### [EXERCISE DESCRIPTION]
Collect every line that includes the string "Arancione".

### [GIVEN RECORDS]
******************************
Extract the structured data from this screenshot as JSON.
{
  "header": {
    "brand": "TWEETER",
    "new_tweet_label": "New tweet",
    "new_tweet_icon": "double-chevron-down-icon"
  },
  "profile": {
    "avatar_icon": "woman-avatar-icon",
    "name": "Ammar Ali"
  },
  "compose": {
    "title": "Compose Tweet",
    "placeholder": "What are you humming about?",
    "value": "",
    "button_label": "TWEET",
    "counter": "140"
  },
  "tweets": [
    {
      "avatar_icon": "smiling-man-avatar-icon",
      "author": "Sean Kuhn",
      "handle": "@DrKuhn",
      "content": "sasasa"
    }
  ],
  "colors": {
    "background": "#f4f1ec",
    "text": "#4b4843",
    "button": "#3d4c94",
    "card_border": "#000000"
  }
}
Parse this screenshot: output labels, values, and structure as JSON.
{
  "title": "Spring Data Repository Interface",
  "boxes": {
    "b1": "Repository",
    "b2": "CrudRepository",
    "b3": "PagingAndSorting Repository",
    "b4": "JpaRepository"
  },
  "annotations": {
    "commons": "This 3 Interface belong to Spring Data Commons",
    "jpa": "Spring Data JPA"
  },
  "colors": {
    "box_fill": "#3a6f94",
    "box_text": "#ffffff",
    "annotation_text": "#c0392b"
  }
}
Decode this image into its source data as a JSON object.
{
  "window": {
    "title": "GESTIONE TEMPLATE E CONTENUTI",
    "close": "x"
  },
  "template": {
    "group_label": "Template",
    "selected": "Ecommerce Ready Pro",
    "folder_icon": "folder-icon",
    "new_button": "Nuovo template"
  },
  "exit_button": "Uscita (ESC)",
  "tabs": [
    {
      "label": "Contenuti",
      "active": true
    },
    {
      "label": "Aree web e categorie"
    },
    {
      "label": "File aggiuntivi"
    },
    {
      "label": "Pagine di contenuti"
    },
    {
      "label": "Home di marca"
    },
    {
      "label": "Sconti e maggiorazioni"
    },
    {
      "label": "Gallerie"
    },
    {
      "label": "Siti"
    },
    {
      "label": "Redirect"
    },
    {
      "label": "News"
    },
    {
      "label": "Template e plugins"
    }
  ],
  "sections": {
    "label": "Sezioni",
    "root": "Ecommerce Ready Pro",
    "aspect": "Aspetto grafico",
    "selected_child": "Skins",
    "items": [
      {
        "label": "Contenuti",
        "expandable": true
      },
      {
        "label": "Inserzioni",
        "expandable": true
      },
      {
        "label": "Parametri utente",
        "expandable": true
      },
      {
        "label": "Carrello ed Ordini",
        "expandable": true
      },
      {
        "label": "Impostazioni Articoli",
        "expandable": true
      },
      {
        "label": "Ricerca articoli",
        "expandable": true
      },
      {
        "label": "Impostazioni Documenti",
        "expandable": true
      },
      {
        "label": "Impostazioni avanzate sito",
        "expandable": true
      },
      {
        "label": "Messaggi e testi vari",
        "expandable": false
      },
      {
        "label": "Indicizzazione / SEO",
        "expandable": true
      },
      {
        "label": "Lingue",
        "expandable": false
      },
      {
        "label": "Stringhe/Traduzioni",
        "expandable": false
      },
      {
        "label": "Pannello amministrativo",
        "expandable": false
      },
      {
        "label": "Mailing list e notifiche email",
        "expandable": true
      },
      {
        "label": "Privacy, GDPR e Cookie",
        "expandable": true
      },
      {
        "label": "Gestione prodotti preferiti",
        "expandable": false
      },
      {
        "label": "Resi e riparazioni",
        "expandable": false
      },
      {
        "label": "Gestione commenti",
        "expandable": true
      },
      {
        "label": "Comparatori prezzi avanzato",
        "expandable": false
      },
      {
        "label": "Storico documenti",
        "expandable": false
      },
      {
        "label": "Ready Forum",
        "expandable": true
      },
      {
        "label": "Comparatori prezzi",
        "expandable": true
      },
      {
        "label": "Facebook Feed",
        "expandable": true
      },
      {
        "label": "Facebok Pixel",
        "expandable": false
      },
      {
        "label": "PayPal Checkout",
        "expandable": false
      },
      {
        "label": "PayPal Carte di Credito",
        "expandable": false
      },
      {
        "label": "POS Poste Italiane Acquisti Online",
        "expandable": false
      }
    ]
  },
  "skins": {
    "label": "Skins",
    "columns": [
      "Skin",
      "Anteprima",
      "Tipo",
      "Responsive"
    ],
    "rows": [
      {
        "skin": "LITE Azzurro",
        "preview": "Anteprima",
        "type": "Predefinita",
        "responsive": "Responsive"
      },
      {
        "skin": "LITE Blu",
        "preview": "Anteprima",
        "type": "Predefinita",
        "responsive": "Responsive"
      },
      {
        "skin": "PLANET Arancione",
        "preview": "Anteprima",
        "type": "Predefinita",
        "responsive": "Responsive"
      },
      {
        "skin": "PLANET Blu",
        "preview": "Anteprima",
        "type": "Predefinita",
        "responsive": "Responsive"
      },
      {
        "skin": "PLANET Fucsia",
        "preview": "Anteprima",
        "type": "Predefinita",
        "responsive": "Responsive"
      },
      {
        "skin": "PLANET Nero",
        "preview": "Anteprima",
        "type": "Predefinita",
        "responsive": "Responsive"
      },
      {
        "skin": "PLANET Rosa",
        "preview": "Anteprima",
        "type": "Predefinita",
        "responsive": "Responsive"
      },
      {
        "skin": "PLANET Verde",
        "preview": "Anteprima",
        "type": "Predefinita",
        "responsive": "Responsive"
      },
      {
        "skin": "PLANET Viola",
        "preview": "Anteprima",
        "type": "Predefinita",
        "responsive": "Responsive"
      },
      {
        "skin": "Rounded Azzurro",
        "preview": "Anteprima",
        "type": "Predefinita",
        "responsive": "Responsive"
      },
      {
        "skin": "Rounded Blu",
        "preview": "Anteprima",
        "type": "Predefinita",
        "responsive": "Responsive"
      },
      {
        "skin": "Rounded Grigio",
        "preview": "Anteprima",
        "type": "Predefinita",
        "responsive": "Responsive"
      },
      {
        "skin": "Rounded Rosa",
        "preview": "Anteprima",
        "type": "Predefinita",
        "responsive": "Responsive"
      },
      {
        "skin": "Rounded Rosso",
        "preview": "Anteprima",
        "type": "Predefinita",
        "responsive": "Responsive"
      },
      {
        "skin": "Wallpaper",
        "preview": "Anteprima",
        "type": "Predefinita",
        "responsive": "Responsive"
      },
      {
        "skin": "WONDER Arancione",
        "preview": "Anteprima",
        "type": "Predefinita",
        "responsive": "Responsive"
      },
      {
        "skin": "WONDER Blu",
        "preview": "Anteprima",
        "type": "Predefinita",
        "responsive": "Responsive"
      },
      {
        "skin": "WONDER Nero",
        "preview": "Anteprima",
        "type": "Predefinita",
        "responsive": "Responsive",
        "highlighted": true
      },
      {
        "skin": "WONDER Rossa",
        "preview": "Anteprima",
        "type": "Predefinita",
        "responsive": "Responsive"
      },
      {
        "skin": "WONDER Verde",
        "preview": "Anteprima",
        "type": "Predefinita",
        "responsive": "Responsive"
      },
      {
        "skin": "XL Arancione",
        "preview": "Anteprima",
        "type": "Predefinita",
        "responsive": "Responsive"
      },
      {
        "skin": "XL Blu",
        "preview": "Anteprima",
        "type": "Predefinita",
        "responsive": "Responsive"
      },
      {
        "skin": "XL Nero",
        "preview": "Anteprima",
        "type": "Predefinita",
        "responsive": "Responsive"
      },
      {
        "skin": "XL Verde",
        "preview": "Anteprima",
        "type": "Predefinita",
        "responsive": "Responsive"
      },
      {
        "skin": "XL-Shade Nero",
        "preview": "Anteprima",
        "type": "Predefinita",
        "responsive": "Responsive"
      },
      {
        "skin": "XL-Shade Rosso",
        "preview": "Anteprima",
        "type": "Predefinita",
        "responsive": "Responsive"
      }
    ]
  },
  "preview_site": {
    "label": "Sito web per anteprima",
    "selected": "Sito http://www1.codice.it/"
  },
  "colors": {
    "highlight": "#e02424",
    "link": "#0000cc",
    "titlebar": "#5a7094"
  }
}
******************************
### [RESULT BELOW]
        "skin": "PLANET Arancione",
        "skin": "WONDER Arancione",
        "skin": "XL Arancione",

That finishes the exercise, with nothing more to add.